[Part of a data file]
┌──
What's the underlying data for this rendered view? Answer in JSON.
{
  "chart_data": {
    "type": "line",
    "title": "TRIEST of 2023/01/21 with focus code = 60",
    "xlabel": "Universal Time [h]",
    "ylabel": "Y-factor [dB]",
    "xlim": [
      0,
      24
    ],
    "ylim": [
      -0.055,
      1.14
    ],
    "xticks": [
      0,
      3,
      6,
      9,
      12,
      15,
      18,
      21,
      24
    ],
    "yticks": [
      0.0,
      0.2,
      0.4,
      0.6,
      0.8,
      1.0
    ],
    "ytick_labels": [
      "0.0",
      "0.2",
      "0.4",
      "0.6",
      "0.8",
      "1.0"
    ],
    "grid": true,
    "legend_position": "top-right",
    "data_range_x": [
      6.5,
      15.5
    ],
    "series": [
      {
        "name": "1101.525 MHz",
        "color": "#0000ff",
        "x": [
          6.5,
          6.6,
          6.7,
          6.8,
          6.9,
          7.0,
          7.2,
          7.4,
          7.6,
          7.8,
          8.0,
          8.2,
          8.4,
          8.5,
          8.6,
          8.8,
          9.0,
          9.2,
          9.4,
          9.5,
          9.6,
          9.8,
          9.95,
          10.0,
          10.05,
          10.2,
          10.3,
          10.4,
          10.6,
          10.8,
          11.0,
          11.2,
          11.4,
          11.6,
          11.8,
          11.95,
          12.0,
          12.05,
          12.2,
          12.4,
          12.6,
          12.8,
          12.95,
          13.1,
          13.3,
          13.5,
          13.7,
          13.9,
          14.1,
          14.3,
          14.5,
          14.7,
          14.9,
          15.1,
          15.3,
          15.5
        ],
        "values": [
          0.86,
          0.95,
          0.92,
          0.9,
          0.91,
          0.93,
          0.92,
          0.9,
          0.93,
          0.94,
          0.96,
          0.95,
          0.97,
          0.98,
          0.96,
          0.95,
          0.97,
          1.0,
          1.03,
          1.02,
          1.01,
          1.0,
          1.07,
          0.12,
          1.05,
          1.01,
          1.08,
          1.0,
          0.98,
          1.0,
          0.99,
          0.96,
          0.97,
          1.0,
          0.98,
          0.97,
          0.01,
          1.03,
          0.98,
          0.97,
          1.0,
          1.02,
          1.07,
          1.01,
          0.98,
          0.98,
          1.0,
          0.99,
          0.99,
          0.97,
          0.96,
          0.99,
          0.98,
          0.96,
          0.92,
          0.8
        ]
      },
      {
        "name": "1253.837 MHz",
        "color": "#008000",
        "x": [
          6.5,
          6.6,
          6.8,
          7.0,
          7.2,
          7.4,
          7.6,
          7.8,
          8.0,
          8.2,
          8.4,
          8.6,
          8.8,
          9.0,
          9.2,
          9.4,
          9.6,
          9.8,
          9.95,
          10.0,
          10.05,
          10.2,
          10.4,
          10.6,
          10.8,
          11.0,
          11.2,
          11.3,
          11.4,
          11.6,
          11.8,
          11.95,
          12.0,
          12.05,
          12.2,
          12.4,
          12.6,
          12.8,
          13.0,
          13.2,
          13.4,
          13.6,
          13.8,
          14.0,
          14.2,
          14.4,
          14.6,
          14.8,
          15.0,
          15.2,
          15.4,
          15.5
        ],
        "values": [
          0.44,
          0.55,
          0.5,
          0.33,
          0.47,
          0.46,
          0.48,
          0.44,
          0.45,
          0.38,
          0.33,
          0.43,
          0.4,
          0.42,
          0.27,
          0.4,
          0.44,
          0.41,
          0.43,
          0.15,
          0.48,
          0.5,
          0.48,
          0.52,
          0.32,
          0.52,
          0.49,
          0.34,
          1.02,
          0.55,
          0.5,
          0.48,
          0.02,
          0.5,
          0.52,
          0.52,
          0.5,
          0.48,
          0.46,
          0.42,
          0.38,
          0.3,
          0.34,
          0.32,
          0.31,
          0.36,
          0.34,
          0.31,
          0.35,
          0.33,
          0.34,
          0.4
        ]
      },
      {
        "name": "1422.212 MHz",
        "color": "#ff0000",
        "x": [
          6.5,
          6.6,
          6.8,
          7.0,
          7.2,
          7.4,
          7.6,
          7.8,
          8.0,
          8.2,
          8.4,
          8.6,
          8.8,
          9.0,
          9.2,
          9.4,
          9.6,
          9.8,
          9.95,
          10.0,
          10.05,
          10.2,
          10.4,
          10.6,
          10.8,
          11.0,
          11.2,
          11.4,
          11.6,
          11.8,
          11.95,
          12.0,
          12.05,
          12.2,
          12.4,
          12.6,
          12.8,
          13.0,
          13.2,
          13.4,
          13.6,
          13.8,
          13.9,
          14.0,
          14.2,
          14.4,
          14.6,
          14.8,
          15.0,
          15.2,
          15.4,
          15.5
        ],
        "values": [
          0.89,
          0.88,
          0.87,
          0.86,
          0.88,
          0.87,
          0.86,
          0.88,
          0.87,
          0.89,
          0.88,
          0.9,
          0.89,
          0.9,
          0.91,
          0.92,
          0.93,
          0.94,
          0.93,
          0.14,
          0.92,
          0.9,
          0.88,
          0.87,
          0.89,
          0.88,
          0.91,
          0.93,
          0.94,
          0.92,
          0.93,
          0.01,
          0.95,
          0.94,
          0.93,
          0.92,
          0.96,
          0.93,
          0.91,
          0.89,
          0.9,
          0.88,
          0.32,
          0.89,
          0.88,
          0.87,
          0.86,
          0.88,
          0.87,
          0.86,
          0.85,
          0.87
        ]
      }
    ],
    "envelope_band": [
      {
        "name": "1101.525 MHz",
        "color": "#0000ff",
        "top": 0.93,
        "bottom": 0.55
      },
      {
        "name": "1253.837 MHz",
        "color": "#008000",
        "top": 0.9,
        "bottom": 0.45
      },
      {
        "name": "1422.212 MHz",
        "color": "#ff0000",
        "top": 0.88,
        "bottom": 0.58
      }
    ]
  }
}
└──
# Exercise directions
Restate the whole of the material exactly.

# Solution to this task
What's the underlying data for this rendered view? Answer in JSON.
{
  "chart_data": {
    "type": "line",
    "title": "TRIEST of 2023/01/21 with focus code = 60",
    "xlabel": "Universal Time [h]",
    "ylabel": "Y-factor [dB]",
    "xlim": [
      0,
      24
    ],
    "ylim": [
      -0.055,
      1.14
    ],
    "xticks": [
      0,
      3,
      6,
      9,
      12,
      15,
      18,
      21,
      24
    ],
    "yticks": [
      0.0,
      0.2,
      0.4,
      0.6,
      0.8,
      1.0
    ],
    "ytick_labels": [
      "0.0",
      "0.2",
      "0.4",
      "0.6",
      "0.8",
      "1.0"
    ],
    "grid": true,
    "legend_position": "top-right",
    "data_range_x": [
      6.5,
      15.5
    ],
    "series": [
      {
        "name": "1101.525 MHz",
        "color": "#0000ff",
        "x": [
          6.5,
          6.6,
          6.7,
          6.8,
          6.9,
          7.0,
          7.2,
          7.4,
          7.6,
          7.8,
          8.0,
          8.2,
          8.4,
          8.5,
          8.6,
          8.8,
          9.0,
          9.2,
          9.4,
          9.5,
          9.6,
          9.8,
          9.95,
          10.0,
          10.05,
          10.2,
          10.3,
          10.4,
          10.6,
          10.8,
          11.0,
          11.2,
          11.4,
          11.6,
          11.8,
          11.95,
          12.0,
          12.05,
          12.2,
          12.4,
          12.6,
          12.8,
          12.95,
          13.1,
          13.3,
          13.5,
          13.7,
          13.9,
          14.1,
          14.3,
          14.5,
          14.7,
          14.9,
          15.1,
          15.3,
          15.5
        ],
        "values": [
          0.86,
          0.95,
          0.92,
          0.9,
          0.91,
          0.93,
          0.92,
          0.9,
          0.93,
          0.94,
          0.96,
          0.95,
          0.97,
          0.98,
          0.96,
          0.95,
          0.97,
          1.0,
          1.03,
          1.02,
          1.01,
          1.0,
          1.07,
          0.12,
          1.05,
          1.01,
          1.08,
          1.0,
          0.98,
          1.0,
          0.99,
          0.96,
          0.97,
          1.0,
          0.98,
          0.97,
          0.01,
          1.03,
          0.98,
          0.97,
          1.0,
          1.02,
          1.07,
          1.01,
          0.98,
          0.98,
          1.0,
          0.99,
          0.99,
          0.97,
          0.96,
          0.99,
          0.98,
          0.96,
          0.92,
          0.8
        ]
      },
      {
        "name": "1253.837 MHz",
        "color": "#008000",
        "x": [
          6.5,
          6.6,
          6.8,
          7.0,
          7.2,
          7.4,
          7.6,
          7.8,
          8.0,
          8.2,
          8.4,
          8.6,
          8.8,
          9.0,
          9.2,
          9.4,
          9.6,
          9.8,
          9.95,
          10.0,
          10.05,
          10.2,
          10.4,
          10.6,
          10.8,
          11.0,
          11.2,
          11.3,
          11.4,
          11.6,
          11.8,
          11.95,
          12.0,
          12.05,
          12.2,
          12.4,
          12.6,
          12.8,
          13.0,
          13.2,
          13.4,
          13.6,
          13.8,
          14.0,
          14.2,
          14.4,
          14.6,
          14.8,
          15.0,
          15.2,
          15.4,
          15.5
        ],
        "values": [
          0.44,
          0.55,
          0.5,
          0.33,
          0.47,
          0.46,
          0.48,
          0.44,
          0.45,
          0.38,
          0.33,
          0.43,
          0.4,
          0.42,
          0.27,
          0.4,
          0.44,
          0.41,
          0.43,
          0.15,
          0.48,
          0.5,
          0.48,
          0.52,
          0.32,
          0.52,
          0.49,
          0.34,
          1.02,
          0.55,
          0.5,
          0.48,
          0.02,
          0.5,
          0.52,
          0.52,
          0.5,
          0.48,
          0.46,
          0.42,
          0.38,
          0.3,
          0.34,
          0.32,
          0.31,
          0.36,
          0.34,
          0.31,
          0.35,
          0.33,
          0.34,
          0.4
        ]
      },
      {
        "name": "1422.212 MHz",
        "color": "#ff0000",
        "x": [
          6.5,
          6.6,
          6.8,
          7.0,
          7.2,
          7.4,
          7.6,
          7.8,
          8.0,
          8.2,
          8.4,
          8.6,
          8.8,
          9.0,
          9.2,
          9.4,
          9.6,
          9.8,
          9.95,
          10.0,
          10.05,
          10.2,
          10.4,
          10.6,
          10.8,
          11.0,
          11.2,
          11.4,
          11.6,
          11.8,
          11.95,
          12.0,
          12.05,
          12.2,
          12.4,
          12.6,
          12.8,
          13.0,
          13.2,
          13.4,
          13.6,
          13.8,
          13.9,
          14.0,
          14.2,
          14.4,
          14.6,
          14.8,
          15.0,
          15.2,
          15.4,
          15.5
        ],
        "values": [
          0.89,
          0.88,
          0.87,
          0.86,
          0.88,
          0.87,
          0.86,
          0.88,
          0.87,
          0.89,
          0.88,
          0.9,
          0.89,
          0.9,
          0.91,
          0.92,
          0.93,
          0.94,
          0.93,
          0.14,
          0.92,
          0.9,
          0.88,
          0.87,
          0.89,
          0.88,
          0.91,
          0.93,
          0.94,
          0.92,
          0.93,
          0.01,
          0.95,
          0.94,
          0.93,
          0.92,
          0.96,
          0.93,
          0.91,
          0.89,
          0.9,
          0.88,
          0.32,
          0.89,
          0.88,
          0.87,
          0.86,
          0.88,
          0.87,
          0.86,
          0.85,
          0.87
        ]
      }
    ],
    "envelope_band": [
      {
        "name": "1101.525 MHz",
        "color": "#0000ff",
        "top": 0.93,
        "bottom": 0.55
      },
      {
        "name": "1253.837 MHz",
        "color": "#008000",
        "top": 0.9,
        "bottom": 0.45
      },
      {
        "name": "1422.212 MHz",
        "color": "#ff0000",
        "top": 0.88,
        "bottom": 0.58
      }
    ]
  }
}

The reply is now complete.